[Short exercise] From the records, pick out and copy each line containing "PrjPCB".

[Source records]
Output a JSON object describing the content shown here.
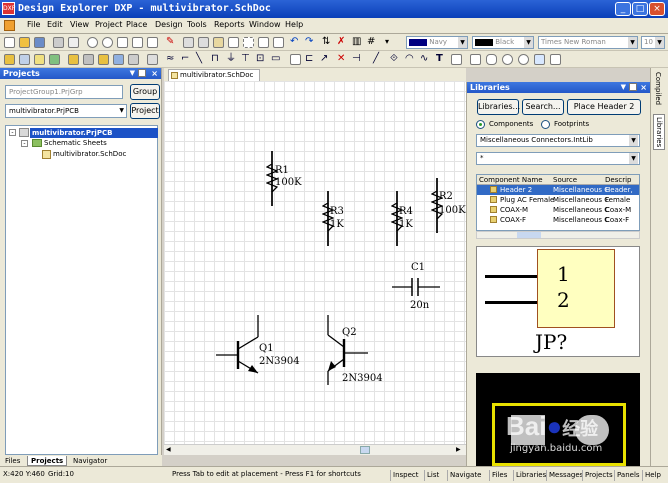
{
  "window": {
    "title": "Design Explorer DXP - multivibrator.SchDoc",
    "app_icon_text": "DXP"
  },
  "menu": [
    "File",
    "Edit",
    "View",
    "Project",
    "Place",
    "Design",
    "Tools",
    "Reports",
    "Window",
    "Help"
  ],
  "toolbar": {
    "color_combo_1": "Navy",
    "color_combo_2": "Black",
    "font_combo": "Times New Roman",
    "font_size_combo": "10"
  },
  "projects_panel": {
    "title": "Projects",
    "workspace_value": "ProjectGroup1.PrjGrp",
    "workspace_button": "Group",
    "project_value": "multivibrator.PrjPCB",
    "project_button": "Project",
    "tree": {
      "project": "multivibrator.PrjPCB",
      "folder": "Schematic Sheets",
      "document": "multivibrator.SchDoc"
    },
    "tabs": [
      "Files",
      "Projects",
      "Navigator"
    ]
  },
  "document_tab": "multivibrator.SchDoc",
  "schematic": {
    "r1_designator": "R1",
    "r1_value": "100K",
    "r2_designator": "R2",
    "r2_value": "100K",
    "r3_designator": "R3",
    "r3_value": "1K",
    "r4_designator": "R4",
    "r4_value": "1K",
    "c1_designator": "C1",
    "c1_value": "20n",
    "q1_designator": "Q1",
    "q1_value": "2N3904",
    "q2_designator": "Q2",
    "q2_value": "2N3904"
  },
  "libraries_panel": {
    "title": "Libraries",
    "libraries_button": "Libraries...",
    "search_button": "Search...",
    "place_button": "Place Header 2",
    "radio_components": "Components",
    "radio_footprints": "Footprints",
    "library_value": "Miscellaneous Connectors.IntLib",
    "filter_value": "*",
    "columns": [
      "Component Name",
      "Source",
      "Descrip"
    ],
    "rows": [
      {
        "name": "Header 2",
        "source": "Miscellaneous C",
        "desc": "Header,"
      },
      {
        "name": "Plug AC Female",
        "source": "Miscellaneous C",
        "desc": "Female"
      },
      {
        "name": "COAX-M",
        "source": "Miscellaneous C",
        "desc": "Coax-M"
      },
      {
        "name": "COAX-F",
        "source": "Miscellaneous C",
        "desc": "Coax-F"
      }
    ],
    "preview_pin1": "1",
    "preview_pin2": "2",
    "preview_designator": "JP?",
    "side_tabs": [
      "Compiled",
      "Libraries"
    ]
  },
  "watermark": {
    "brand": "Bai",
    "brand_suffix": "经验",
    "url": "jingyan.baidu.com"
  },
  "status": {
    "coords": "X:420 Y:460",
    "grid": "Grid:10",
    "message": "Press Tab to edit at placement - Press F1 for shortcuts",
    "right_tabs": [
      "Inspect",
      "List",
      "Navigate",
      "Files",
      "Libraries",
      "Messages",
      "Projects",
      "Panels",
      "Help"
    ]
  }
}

---

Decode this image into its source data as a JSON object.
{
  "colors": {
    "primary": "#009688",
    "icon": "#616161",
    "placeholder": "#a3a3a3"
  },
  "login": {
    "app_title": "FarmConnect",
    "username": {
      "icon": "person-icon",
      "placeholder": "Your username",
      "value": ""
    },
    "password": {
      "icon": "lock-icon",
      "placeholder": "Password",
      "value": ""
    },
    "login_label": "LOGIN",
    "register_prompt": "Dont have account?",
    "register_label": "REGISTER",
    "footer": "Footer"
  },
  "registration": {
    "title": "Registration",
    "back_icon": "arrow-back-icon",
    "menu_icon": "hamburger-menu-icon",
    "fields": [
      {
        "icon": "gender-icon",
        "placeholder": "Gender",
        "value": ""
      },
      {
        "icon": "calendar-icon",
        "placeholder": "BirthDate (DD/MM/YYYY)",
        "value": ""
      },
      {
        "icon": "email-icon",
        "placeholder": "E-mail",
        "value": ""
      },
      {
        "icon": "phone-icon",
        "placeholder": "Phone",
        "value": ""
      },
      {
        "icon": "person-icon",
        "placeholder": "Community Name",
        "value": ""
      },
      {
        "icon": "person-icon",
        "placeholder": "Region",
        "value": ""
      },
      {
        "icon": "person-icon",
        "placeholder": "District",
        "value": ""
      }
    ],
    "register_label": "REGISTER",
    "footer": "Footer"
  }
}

[Response to this exercise]
    "project_value": "multivibrator.PrjPCB",
      "project": "multivibrator.PrjPCB",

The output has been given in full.